======== Given entries ========
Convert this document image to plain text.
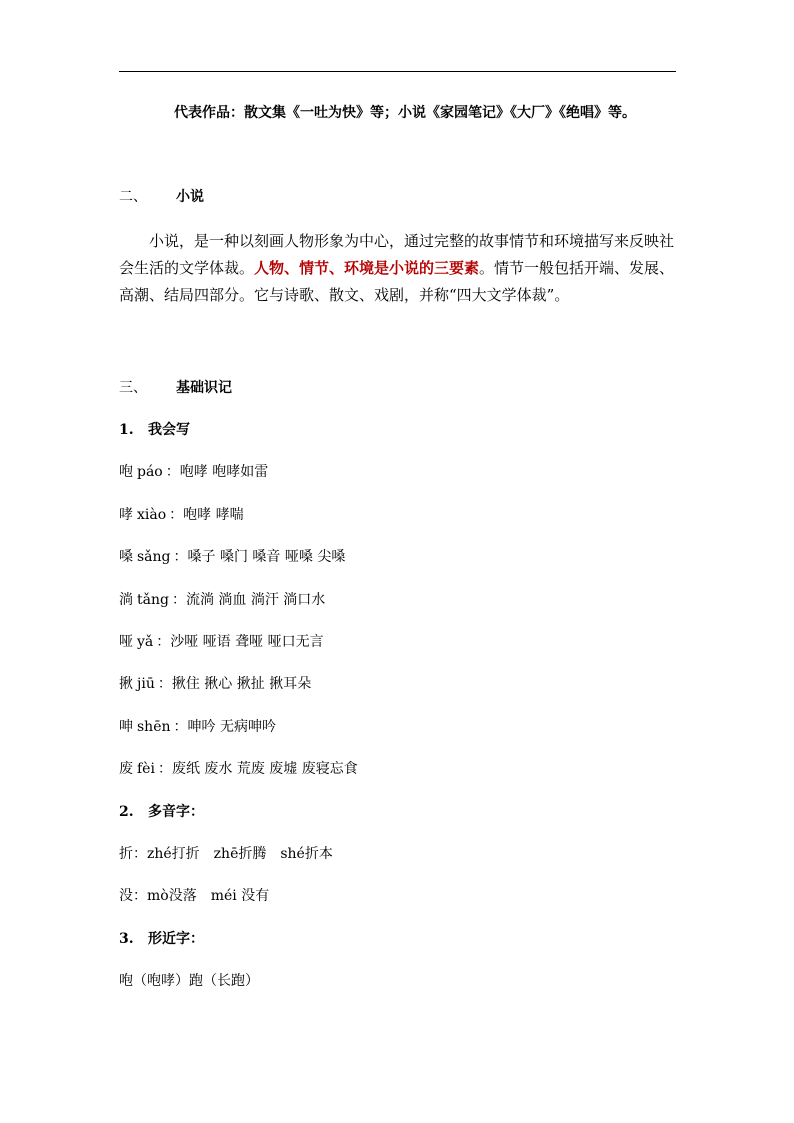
代表作品：散文集《一吐为快》等；小说《家园笔记》《大厂》《绝唱》等。
二、 小说
小说，是一种以刻画人物形象为中心，通过完整的故事情节和环境描写来反映社会生活的文学体裁。人物、情节、环境是小说的三要素。情节一般包括开端、发展、高潮、结局四部分。它与诗歌、散文、戏剧，并称“四大文学体裁”。
三、 基础识记
1. 我会写
咆 páo ：咆哮 咆哮如雷
哮 xiào ：咆哮 哮喘
嗓 sǎng ：嗓子 嗓门 嗓音 哑嗓 尖嗓
淌 tǎng ：流淌 淌血 淌汗 淌口水
哑 yǎ ：沙哑 哑语 聋哑 哑口无言
揪 jiū ：揪住 揪心 揪扯 揪耳朵
呻 shēn ：呻吟 无病呻吟
废 fèi ：废纸 废水 荒废 废墟 废寝忘食
2. 多音字：
折：zhé打折　zhē折腾　shé折本
没：mò没落　méi 没有
3. 形近字：
咆（咆哮）跑（长跑）
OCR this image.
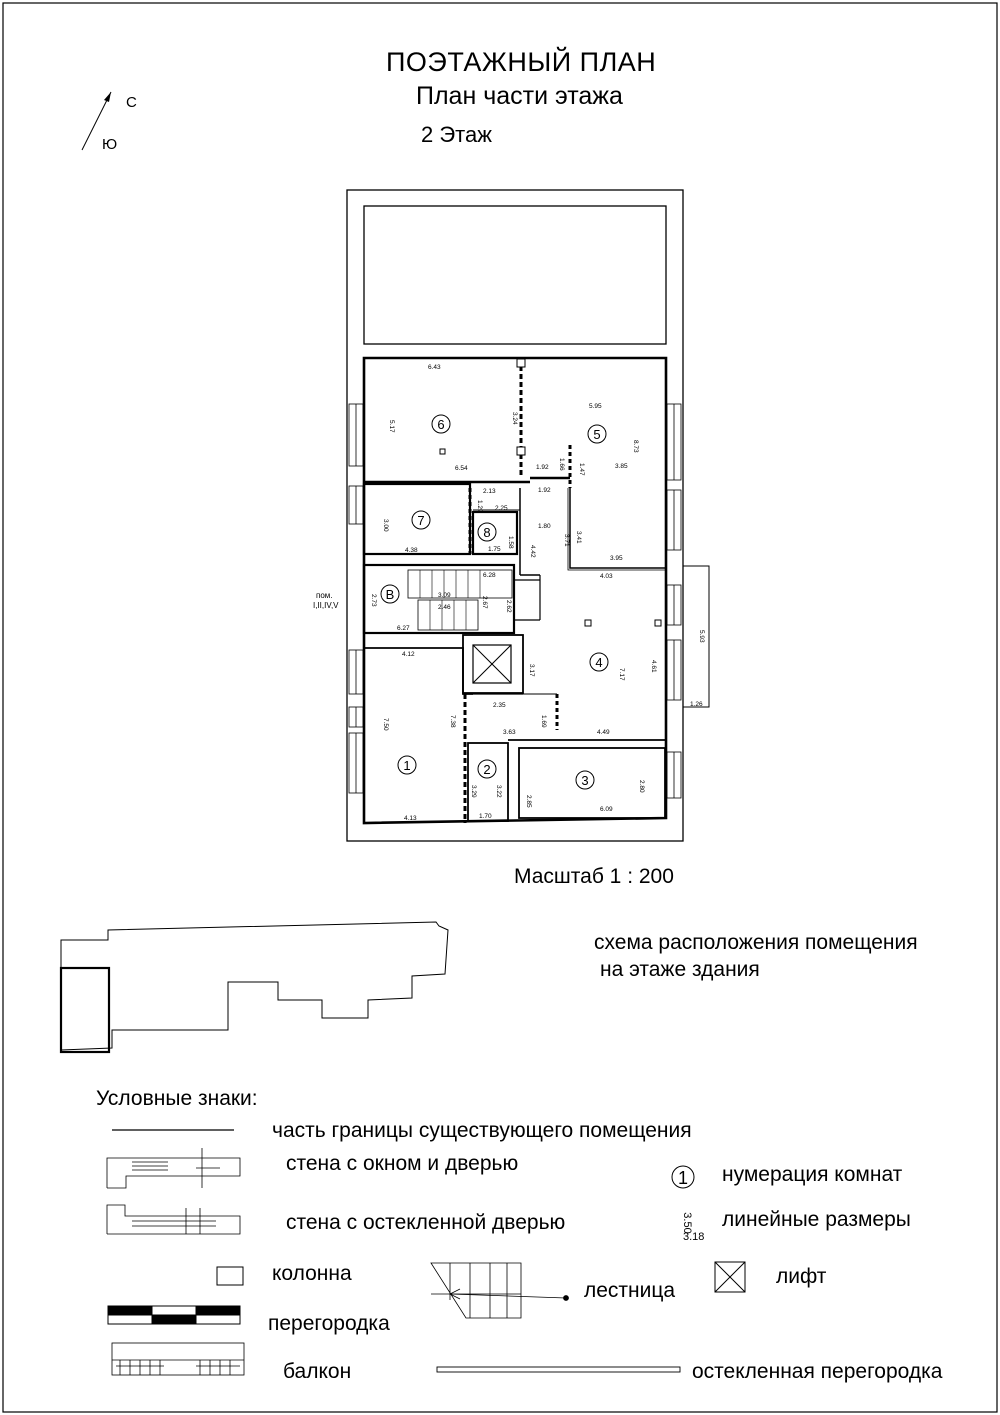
ПОЭТАЖНЫЙ ПЛАН
План части этажа
2 Этаж
С
Ю
Масштаб 1 : 200
схема расположения помещения
на этаже здания
Условные знаки:
часть границы существующего помещения
стена с окном и дверью	нумерация комнат
стена с остекленной дверью	линейные размеры
колонна	лифт
лестница
перегородка
балкон	остекленная перегородка
6
5
7
8
В
4
1	2
3
пом.
I,II,IV,V
6.43
5.95
5.17
3.24
8.73
6.54	1.92 1.66 1.47	3.85
1.92
2.13
1.29 2.25
3.00	1.80
1.58	3.71 3.41
4.38	1.75	4.42
3.95
4.03
6.28
2.73	3.09
2.67
2.46	2.62
6.27
4.12
3.17	7.17
4.61
5.93
1.26
2.35
7.50	7.38	1.69
3.63	4.49
3.29	3.22
2.85
2.80
4.13	1.70
6.09
1
3.50
3.18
========
__Given instruction__.
Pictures are excluded; copy all other data exactly as shown.

__Solution__.
Convert this document image to plain text.
代表作品：散文集《一吐为快》等；小说《家园笔记》《大厂》《绝唱》等。
二、 小说
小说，是一种以刻画人物形象为中心，通过完整的故事情节和环境描写来反映社会生活的文学体裁。人物、情节、环境是小说的三要素。情节一般包括开端、发展、高潮、结局四部分。它与诗歌、散文、戏剧，并称“四大文学体裁”。
三、 基础识记
1. 我会写
咆 páo ：咆哮 咆哮如雷
哮 xiào ：咆哮 哮喘
嗓 sǎng ：嗓子 嗓门 嗓音 哑嗓 尖嗓
淌 tǎng ：流淌 淌血 淌汗 淌口水
哑 yǎ ：沙哑 哑语 聋哑 哑口无言
揪 jiū ：揪住 揪心 揪扯 揪耳朵
呻 shēn ：呻吟 无病呻吟
废 fèi ：废纸 废水 荒废 废墟 废寝忘食
2. 多音字：
折：zhé打折　zhē折腾　shé折本
没：mò没落　méi 没有
3. 形近字：
咆（咆哮）跑（长跑）
OCR this image.
ПОЭТАЖНЫЙ ПЛАН
План части этажа
2 Этаж
С
Ю
Масштаб 1 : 200
схема расположения помещения
на этаже здания
Условные знаки:
часть границы существующего помещения
стена с окном и дверью	нумерация комнат
стена с остекленной дверью	линейные размеры
колонна	лифт
лестница
перегородка
балкон	остекленная перегородка
6
5
7
8
В
4
1	2
3
пом.
I,II,IV,V
6.43
5.95
5.17
3.24
8.73
6.54	1.92 1.66 1.47	3.85
1.92
2.13
1.29 2.25
3.00	1.80
1.58	3.71 3.41
4.38	1.75	4.42
3.95
4.03
6.28
2.73	3.09
2.67
2.46	2.62
6.27
4.12
3.17	7.17
4.61
5.93
1.26
2.35
7.50	7.38	1.69
3.63	4.49
3.29	3.22
2.85
2.80
4.13	1.70
6.09
1
3.50
3.18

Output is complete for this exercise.